# Start of LISTED ENTRIES

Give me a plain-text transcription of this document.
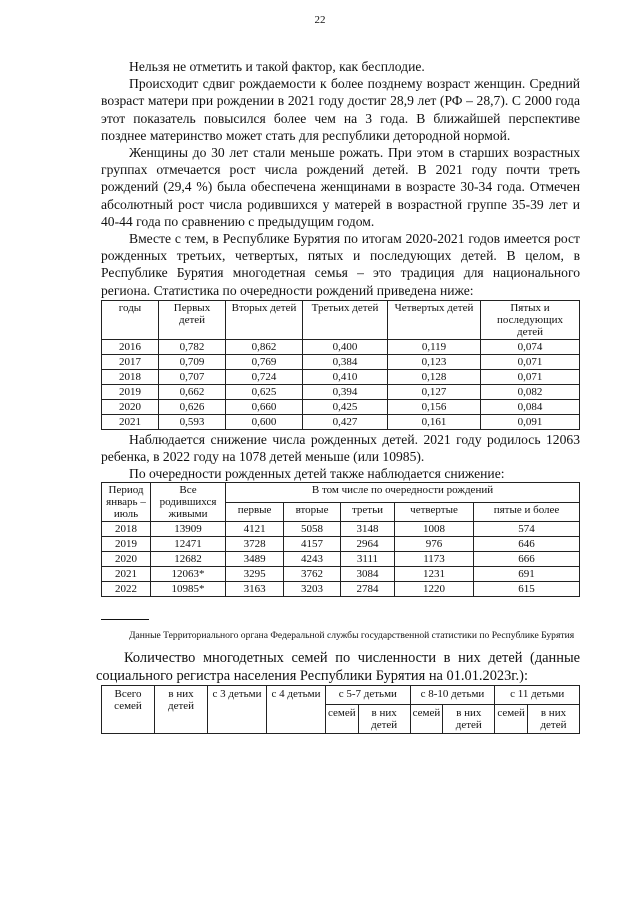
22

Нельзя не отметить и такой фактор, как бесплодие.

Происходит сдвиг рождаемости к более позднему возраст женщин. Средний возраст матери при рождении в 2021 году достиг 28,9 лет (РФ – 28,7). С 2000 года этот показатель повысился более чем на 3 года. В ближайшей перспективе позднее материнство может стать для республики детородной нормой.

Женщины до 30 лет стали меньше рожать. При этом в старших возрастных группах отмечается рост числа рождений детей. В 2021 году почти треть рождений (29,4 %) была обеспечена женщинами в возрасте 30-34 года. Отмечен абсолютный рост числа родившихся у матерей в возрастной группе 35-39 лет и 40-44 года по сравнению с предыдущим годом.

Вместе с тем, в Республике Бурятия по итогам 2020-2021 годов имеется рост рожденных третьих, четвертых, пятых и последующих детей. В целом, в Республике Бурятия многодетная семья – это традиция для национального региона. Статистика по очередности рождений приведена ниже:

годы	Первых детей	Вторых детей	Третьих детей	Четвертых детей	Пятых и последующих детей
2016	0,782	0,862	0,400	0,119	0,074
2017	0,709	0,769	0,384	0,123	0,071
2018	0,707	0,724	0,410	0,128	0,071
2019	0,662	0,625	0,394	0,127	0,082
2020	0,626	0,660	0,425	0,156	0,084
2021	0,593	0,600	0,427	0,161	0,091

Наблюдается снижение числа рожденных детей. 2021 году родилось 12063 ребенка, в 2022 году на 1078 детей меньше (или 10985).

По очередности рожденных детей также наблюдается снижение:

Период январь – июль	Все родившихся живыми	В том числе по очередности рождений				
		первые	вторые	третьи	четвертые	пятые и более
2018	13909	4121	5058	3148	1008	574
2019	12471	3728	4157	2964	976	646
2020	12682	3489	4243	3111	1173	666
2021	12063*	3295	3762	3084	1231	691
2022	10985*	3163	3203	2784	1220	615

Данные Территориального органа Федеральной службы государственной статистики по Республике Бурятия

Количество многодетных семей по численности в них детей (данные социального регистра населения Республики Бурятия на 01.01.2023г.):

Всего семей	в них детей	с 3 детьми	с 4 детьми	с 5-7 детьми		с 8-10 детьми		с 11 детьми	
				семей	в них детей	семей	в них детей	семей	в них детей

# End of LISTED ENTRIES

**WHAT THIS TASK INVOLVES**
List the lines that contain the word "Бурятия".

**EXERCISE RESPONSE**
Вместе с тем, в Республике Бурятия по итогам 2020-2021 годов имеется рост рожденных третьих, четвертых, пятых и последующих детей. В целом, в Республике Бурятия многодетная семья – это традиция для национального региона. Статистика по очередности рождений приведена ниже:
Данные Территориального органа Федеральной службы государственной статистики по Республике Бурятия
Количество многодетных семей по численности в них детей (данные социального регистра населения Республики Бурятия на 01.01.2023г.):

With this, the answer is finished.